> [Your instructions]: Scan each line of the records for the word "most" and extract the ones that have it.

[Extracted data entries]
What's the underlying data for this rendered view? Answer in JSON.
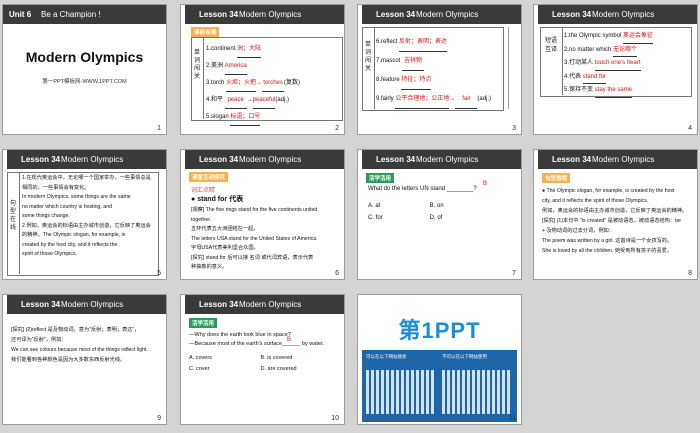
{
  "slides": [
    {
      "num": "1",
      "unit": "Unit 6",
      "unit_title": "Be a Champion !",
      "title": "Modern Olympics",
      "credit": "第一PPT模板网-WWW.1PPT.COM"
    },
    {
      "num": "2",
      "lesson": "Lesson 34",
      "title": "Modern Olympics",
      "tag": "课前自测",
      "vertical": [
        "单",
        "词",
        "闯",
        "关"
      ],
      "items": [
        {
          "pre": "1.continent ",
          "ans": "洲；大陆",
          "post": ""
        },
        {
          "pre": "2.美洲 ",
          "ans": "America",
          "post": ""
        },
        {
          "pre": "3.torch ",
          "ans": "火炬；火把",
          "mid": "→",
          "ans2": "torches",
          "post": "(复数)"
        },
        {
          "pre": "4.和平 ",
          "ans": "peace",
          "mid": "→",
          "ans2": "peaceful",
          "post": "(adj.)"
        },
        {
          "pre": "5.slogan ",
          "ans": "标语；口号",
          "post": ""
        }
      ]
    },
    {
      "num": "3",
      "lesson": "Lesson 34",
      "title": "Modern Olympics",
      "vertical": [
        "单",
        "词",
        "闯",
        "关"
      ],
      "items": [
        {
          "pre": "6.reflect ",
          "ans": "反射；表明；表达",
          "post": ""
        },
        {
          "pre": "7.mascot ",
          "ans": "吉祥物",
          "post": ""
        },
        {
          "pre": "8.feature ",
          "ans": "特征；特点",
          "post": ""
        },
        {
          "pre": "9.fairly ",
          "ans": "公平合理地；公正地",
          "mid": "→",
          "ans2": "fair",
          "post": "(adj.)"
        }
      ]
    },
    {
      "num": "4",
      "lesson": "Lesson 34",
      "title": "Modern Olympics",
      "vertical": [
        "短",
        "语",
        "互",
        "译"
      ],
      "items": [
        {
          "pre": "1.the Olympic symbol ",
          "ans": "奥运会象征"
        },
        {
          "pre": "2.no matter which ",
          "ans": "无论哪个"
        },
        {
          "pre": "3.打动某人 ",
          "ans": "touch one's heart"
        },
        {
          "pre": "4.代表 ",
          "ans": "stand for"
        },
        {
          "pre": "5.保持不变 ",
          "ans": "stay the same"
        }
      ]
    },
    {
      "num": "5",
      "lesson": "Lesson 34",
      "title": "Modern Olympics",
      "vertical": [
        "句",
        "型",
        "在",
        "线"
      ],
      "lines": [
        "1.在现代奥运会中，无论哪一个国家举办，一些事情总是相同的，一些事情会有变化。",
        "In modern Olympics, some things are the same",
        "no matter which country is hosting, and",
        "some things change.",
        "2.例如，奥运会的标语由主办城市创造，它反映了奥运会的精神。The Olympic slogan, for example, is",
        "created by the host city, and it reflects the",
        "spirit of those Olympics."
      ],
      "blanks": [
        "matter",
        "which",
        "is created",
        "by"
      ]
    },
    {
      "num": "6",
      "lesson": "Lesson 34",
      "title": "Modern Olympics",
      "tag": "课堂互动探究",
      "sub": "词汇点睛",
      "head": "stand for 代表",
      "lines": [
        "[观察] The five rings stand for the five continents united",
        "together.",
        "五环代表五大洲团结在一起。",
        "The letters USA stand for the United States of America.",
        "字母USA代表美利坚合众国。",
        "[探究] stand for 后可以接 名词 或代词宾语，表示代表",
        "种抽象的意义。"
      ],
      "blank": "名词"
    },
    {
      "num": "7",
      "lesson": "Lesson 34",
      "title": "Modern Olympics",
      "tag": "活学活用",
      "question": "What do the letters UN stand ________?",
      "answer": "B",
      "options": [
        "A. at",
        "B. on",
        "C. for",
        "D. of"
      ]
    },
    {
      "num": "8",
      "lesson": "Lesson 34",
      "title": "Modern Olympics",
      "tag": "句型透视",
      "lines": [
        "● The Olympic slogan, for example, is created by the host",
        "city, and it reflects the spirit of those Olympics.",
        "例如，奥运会的标语由主办城市创造，它反映了奥运会的精神。",
        "[探究] (1)本句中 \"is created\" 是被动语态，被动语态结构：be",
        "+ 及物动词的过去分词，例如：",
        "The poem was written by a girl. 这首诗是一个女孩写的。",
        "She is loved by all the children. 她受到所有孩子的喜爱。"
      ]
    },
    {
      "num": "9",
      "lesson": "Lesson 34",
      "title": "Modern Olympics",
      "lines": [
        "[探究] (2)reflect 是及物动词，意为\"反射；表明；表达\"，",
        "还可译为\"反射\"，例如：",
        "We can see colours because most of the things reflect light.",
        "我们能看到各种颜色是因为大多数东西反射光线。"
      ]
    },
    {
      "num": "10",
      "lesson": "Lesson 34",
      "title": "Modern Olympics",
      "tag": "活学活用",
      "q1": "—Why does the earth look blue in space?",
      "q2": "—Because most of the earth's surface______ by water.",
      "answer": "B",
      "options": [
        "A. covers",
        "B. is covered",
        "C. cover",
        "D. are covered"
      ]
    },
    {
      "num": "11",
      "logo_text": "第1PPT",
      "ad_left": "可以在以下网站搜索",
      "ad_right": "不可以在以下网站使用"
    }
  ],
  "colors": {
    "header": "#3a3a3a",
    "answer_red": "#dd1111",
    "tag_orange": "#f3b24a",
    "tag_green": "#2d9a5a",
    "logo_blue": "#1a8fd6"
  }
}
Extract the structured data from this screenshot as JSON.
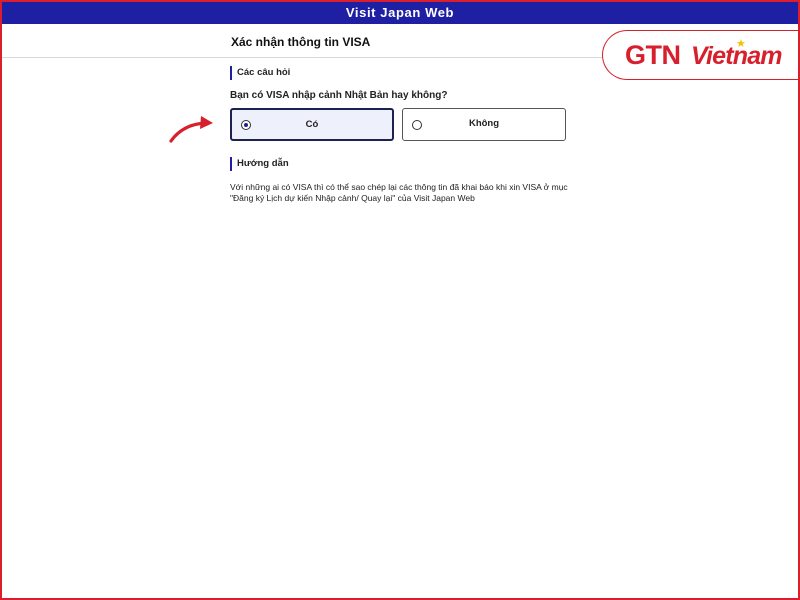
{
  "app": {
    "title": "Visit Japan Web"
  },
  "page": {
    "title": "Xác nhận thông tin VISA"
  },
  "logo": {
    "brand": "GTN",
    "country": "Vietnam"
  },
  "questions_section": {
    "label": "Các câu hỏi",
    "question": "Bạn có VISA nhập cảnh Nhật Bản hay không?",
    "options": [
      {
        "label": "Có",
        "selected": true
      },
      {
        "label": "Không",
        "selected": false
      }
    ]
  },
  "guide_section": {
    "label": "Hướng dẫn",
    "text": "Với những ai có VISA thì có thể sao chép lại các thông tin đã khai báo khi xin VISA ở mục \"Đăng ký Lịch dự kiến Nhập cảnh/ Quay lại\" của Visit Japan Web"
  },
  "colors": {
    "topbar": "#1f1fa3",
    "frame": "#d7202c",
    "brand_red": "#d7202c",
    "selected_card_bg": "#eef0fb",
    "arrow": "#d7202c"
  },
  "icons": {
    "arrow": "annotation-arrow-icon",
    "radio_checked": "radio-checked-icon",
    "radio_unchecked": "radio-unchecked-icon"
  }
}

> [Solution to the exercise]:
        "We can see colours because most of the things reflect light.",
      "q2": "—Because most of the earth's surface______ by water.",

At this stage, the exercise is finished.